Given problem:
Copy the line with "Transcribe this image's" and all lines following it through the last line of the entries, exactly as written.

begin

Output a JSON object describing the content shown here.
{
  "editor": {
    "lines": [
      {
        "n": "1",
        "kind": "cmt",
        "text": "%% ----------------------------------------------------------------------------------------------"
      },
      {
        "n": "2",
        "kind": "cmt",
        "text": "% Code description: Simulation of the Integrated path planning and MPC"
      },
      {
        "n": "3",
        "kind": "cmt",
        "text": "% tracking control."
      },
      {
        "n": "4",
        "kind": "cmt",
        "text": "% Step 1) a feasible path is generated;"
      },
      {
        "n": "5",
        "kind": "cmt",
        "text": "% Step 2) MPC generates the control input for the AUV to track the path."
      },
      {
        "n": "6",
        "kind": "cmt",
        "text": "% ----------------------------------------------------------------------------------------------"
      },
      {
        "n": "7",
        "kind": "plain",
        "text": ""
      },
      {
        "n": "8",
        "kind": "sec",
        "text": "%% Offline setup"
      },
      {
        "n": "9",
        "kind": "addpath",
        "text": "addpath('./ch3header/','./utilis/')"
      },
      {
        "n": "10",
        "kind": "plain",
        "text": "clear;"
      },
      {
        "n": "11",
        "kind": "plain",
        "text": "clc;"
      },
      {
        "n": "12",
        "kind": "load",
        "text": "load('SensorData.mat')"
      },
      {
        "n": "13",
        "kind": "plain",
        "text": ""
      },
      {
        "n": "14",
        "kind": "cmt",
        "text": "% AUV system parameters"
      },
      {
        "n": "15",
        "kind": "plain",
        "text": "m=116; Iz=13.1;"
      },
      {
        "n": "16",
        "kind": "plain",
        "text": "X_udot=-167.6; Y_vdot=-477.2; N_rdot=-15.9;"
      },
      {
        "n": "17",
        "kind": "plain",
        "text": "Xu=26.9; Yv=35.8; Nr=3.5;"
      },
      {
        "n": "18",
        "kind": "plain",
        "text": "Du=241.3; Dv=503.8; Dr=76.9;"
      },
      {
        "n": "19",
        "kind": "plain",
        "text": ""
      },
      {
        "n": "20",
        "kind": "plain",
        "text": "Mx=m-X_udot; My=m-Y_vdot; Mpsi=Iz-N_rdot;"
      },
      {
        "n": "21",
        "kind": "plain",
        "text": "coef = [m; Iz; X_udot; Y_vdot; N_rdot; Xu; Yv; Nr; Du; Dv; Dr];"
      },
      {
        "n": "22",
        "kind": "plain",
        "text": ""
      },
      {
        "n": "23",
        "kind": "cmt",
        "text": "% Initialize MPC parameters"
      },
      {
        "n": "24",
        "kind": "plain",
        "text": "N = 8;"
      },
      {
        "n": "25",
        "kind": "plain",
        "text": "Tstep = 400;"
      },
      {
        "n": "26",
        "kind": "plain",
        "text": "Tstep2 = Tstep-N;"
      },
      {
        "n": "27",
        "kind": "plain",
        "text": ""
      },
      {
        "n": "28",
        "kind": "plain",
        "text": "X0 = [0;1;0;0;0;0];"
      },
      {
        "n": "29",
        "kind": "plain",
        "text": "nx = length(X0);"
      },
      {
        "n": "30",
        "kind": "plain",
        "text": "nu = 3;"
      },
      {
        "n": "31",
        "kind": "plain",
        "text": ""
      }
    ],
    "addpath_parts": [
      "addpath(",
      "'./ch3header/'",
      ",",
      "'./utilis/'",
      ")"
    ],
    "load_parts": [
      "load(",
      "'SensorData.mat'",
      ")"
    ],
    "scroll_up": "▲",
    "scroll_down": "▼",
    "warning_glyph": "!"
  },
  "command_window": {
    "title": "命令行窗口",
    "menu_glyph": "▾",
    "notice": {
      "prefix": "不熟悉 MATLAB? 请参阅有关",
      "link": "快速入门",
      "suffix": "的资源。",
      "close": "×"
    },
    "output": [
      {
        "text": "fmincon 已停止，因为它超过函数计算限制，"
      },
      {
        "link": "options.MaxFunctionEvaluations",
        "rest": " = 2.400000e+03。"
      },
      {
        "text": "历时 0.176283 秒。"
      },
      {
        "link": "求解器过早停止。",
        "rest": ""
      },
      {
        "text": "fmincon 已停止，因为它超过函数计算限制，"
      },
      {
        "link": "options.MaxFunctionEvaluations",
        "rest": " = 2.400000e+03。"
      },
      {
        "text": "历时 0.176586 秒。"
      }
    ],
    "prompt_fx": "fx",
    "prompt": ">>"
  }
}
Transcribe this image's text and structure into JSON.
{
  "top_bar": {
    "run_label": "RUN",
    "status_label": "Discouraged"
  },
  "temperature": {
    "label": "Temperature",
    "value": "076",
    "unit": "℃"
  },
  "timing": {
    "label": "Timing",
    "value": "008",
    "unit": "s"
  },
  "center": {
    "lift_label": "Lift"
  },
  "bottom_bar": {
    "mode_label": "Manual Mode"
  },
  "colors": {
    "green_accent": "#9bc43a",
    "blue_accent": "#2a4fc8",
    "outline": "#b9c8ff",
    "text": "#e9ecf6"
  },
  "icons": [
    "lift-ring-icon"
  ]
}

end

Exercise response:
Transcribe this image's text and structure into JSON.
{
  "top_bar": {
    "run_label": "RUN",
    "status_label": "Discouraged"
  },
  "temperature": {
    "label": "Temperature",
    "value": "076",
    "unit": "℃"
  },
  "timing": {
    "label": "Timing",
    "value": "008",
    "unit": "s"
  },
  "center": {
    "lift_label": "Lift"
  },
  "bottom_bar": {
    "mode_label": "Manual Mode"
  },
  "colors": {
    "green_accent": "#9bc43a",
    "blue_accent": "#2a4fc8",
    "outline": "#b9c8ff",
    "text": "#e9ecf6"
  },
  "icons": [
    "lift-ring-icon"
  ]
}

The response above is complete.